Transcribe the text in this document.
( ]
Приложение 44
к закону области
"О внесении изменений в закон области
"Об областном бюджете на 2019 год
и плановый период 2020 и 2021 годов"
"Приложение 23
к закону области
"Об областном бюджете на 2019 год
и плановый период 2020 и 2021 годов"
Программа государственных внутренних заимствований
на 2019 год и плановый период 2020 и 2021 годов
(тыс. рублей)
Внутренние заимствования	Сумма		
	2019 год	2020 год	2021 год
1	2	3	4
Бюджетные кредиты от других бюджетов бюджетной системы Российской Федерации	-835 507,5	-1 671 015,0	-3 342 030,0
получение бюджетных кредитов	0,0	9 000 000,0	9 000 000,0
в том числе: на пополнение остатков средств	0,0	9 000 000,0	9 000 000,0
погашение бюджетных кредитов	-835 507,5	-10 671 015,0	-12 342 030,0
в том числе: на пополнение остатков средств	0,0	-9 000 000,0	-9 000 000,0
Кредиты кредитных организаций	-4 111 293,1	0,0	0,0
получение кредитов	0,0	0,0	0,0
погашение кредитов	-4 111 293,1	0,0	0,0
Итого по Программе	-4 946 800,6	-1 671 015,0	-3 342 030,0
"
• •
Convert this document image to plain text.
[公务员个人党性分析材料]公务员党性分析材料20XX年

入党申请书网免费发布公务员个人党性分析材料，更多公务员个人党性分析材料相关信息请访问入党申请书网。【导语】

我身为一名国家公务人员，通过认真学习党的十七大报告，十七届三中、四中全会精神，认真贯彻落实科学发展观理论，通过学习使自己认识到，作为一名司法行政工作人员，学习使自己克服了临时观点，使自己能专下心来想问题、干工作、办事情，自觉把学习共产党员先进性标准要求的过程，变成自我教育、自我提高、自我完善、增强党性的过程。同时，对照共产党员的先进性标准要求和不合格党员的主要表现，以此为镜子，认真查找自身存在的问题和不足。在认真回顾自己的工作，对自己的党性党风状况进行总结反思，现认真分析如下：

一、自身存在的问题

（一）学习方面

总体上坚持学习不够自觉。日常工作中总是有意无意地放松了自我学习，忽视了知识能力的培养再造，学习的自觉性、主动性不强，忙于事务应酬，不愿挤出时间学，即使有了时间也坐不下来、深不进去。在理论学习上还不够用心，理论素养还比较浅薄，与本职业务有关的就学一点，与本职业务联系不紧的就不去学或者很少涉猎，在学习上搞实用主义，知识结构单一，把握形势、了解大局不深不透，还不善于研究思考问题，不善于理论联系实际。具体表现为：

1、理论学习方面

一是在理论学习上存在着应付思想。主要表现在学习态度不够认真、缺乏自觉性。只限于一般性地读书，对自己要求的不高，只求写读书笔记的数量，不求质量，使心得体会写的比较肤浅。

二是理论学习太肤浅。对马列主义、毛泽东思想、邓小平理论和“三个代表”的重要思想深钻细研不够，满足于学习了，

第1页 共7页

§ SET EXERCISE: Copy all lines in the listing above where the string "бюджетных" appears.

§ EXERCISE RESULT:
получение бюджетных кредитов	0,0	9 000 000,0	9 000 000,0
погашение бюджетных кредитов	-835 507,5	-10 671 015,0	-12 342 030,0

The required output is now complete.